▸ **Exercise task**
Retype the complete listing exactly as it appears.

Records contained in a dataset
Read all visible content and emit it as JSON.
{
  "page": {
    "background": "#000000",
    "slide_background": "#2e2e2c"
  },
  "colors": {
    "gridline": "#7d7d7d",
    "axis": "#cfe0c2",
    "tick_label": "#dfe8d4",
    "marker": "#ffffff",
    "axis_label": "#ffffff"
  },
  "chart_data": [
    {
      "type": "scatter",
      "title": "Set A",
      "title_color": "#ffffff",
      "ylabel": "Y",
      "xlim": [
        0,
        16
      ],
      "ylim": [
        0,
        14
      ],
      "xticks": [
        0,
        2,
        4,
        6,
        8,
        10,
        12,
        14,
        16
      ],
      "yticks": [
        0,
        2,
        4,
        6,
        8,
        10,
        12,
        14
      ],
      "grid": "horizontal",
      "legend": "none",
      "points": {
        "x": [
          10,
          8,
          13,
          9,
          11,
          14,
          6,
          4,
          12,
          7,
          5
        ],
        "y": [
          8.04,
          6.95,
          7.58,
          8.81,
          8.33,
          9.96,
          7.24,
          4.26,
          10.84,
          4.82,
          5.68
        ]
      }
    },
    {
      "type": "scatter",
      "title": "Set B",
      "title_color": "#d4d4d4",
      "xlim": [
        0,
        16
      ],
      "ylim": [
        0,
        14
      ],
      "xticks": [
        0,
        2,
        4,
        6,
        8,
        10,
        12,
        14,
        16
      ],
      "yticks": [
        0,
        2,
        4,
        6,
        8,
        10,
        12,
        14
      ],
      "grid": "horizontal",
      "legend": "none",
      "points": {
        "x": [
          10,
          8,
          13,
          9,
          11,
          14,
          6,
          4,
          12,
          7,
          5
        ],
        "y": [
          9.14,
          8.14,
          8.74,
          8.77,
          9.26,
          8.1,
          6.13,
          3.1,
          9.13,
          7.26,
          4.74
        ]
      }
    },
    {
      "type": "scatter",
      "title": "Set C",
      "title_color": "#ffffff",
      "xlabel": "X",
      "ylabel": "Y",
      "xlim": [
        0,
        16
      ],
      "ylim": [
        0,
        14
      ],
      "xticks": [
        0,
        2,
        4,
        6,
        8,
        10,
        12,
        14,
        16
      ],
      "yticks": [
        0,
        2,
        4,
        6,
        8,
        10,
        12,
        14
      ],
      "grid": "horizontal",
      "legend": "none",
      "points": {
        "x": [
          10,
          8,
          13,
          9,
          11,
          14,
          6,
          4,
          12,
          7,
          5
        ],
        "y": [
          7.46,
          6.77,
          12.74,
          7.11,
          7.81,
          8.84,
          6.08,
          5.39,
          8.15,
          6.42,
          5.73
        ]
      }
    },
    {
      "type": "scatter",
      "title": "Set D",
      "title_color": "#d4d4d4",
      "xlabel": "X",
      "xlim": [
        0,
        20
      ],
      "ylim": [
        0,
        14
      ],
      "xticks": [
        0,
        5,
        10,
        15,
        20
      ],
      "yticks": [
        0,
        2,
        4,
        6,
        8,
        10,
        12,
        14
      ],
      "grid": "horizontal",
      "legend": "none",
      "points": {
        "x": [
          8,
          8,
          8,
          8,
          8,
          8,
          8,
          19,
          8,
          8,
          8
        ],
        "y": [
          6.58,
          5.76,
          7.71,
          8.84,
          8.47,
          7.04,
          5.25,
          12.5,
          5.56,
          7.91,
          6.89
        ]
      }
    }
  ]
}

▸ **Result of the task**
Read all visible content and emit it as JSON.
{
  "page": {
    "background": "#000000",
    "slide_background": "#2e2e2c"
  },
  "colors": {
    "gridline": "#7d7d7d",
    "axis": "#cfe0c2",
    "tick_label": "#dfe8d4",
    "marker": "#ffffff",
    "axis_label": "#ffffff"
  },
  "chart_data": [
    {
      "type": "scatter",
      "title": "Set A",
      "title_color": "#ffffff",
      "ylabel": "Y",
      "xlim": [
        0,
        16
      ],
      "ylim": [
        0,
        14
      ],
      "xticks": [
        0,
        2,
        4,
        6,
        8,
        10,
        12,
        14,
        16
      ],
      "yticks": [
        0,
        2,
        4,
        6,
        8,
        10,
        12,
        14
      ],
      "grid": "horizontal",
      "legend": "none",
      "points": {
        "x": [
          10,
          8,
          13,
          9,
          11,
          14,
          6,
          4,
          12,
          7,
          5
        ],
        "y": [
          8.04,
          6.95,
          7.58,
          8.81,
          8.33,
          9.96,
          7.24,
          4.26,
          10.84,
          4.82,
          5.68
        ]
      }
    },
    {
      "type": "scatter",
      "title": "Set B",
      "title_color": "#d4d4d4",
      "xlim": [
        0,
        16
      ],
      "ylim": [
        0,
        14
      ],
      "xticks": [
        0,
        2,
        4,
        6,
        8,
        10,
        12,
        14,
        16
      ],
      "yticks": [
        0,
        2,
        4,
        6,
        8,
        10,
        12,
        14
      ],
      "grid": "horizontal",
      "legend": "none",
      "points": {
        "x": [
          10,
          8,
          13,
          9,
          11,
          14,
          6,
          4,
          12,
          7,
          5
        ],
        "y": [
          9.14,
          8.14,
          8.74,
          8.77,
          9.26,
          8.1,
          6.13,
          3.1,
          9.13,
          7.26,
          4.74
        ]
      }
    },
    {
      "type": "scatter",
      "title": "Set C",
      "title_color": "#ffffff",
      "xlabel": "X",
      "ylabel": "Y",
      "xlim": [
        0,
        16
      ],
      "ylim": [
        0,
        14
      ],
      "xticks": [
        0,
        2,
        4,
        6,
        8,
        10,
        12,
        14,
        16
      ],
      "yticks": [
        0,
        2,
        4,
        6,
        8,
        10,
        12,
        14
      ],
      "grid": "horizontal",
      "legend": "none",
      "points": {
        "x": [
          10,
          8,
          13,
          9,
          11,
          14,
          6,
          4,
          12,
          7,
          5
        ],
        "y": [
          7.46,
          6.77,
          12.74,
          7.11,
          7.81,
          8.84,
          6.08,
          5.39,
          8.15,
          6.42,
          5.73
        ]
      }
    },
    {
      "type": "scatter",
      "title": "Set D",
      "title_color": "#d4d4d4",
      "xlabel": "X",
      "xlim": [
        0,
        20
      ],
      "ylim": [
        0,
        14
      ],
      "xticks": [
        0,
        5,
        10,
        15,
        20
      ],
      "yticks": [
        0,
        2,
        4,
        6,
        8,
        10,
        12,
        14
      ],
      "grid": "horizontal",
      "legend": "none",
      "points": {
        "x": [
          8,
          8,
          8,
          8,
          8,
          8,
          8,
          19,
          8,
          8,
          8
        ],
        "y": [
          6.58,
          5.76,
          7.71,
          8.84,
          8.47,
          7.04,
          5.25,
          12.5,
          5.56,
          7.91,
          6.89
        ]
      }
    }
  ]
}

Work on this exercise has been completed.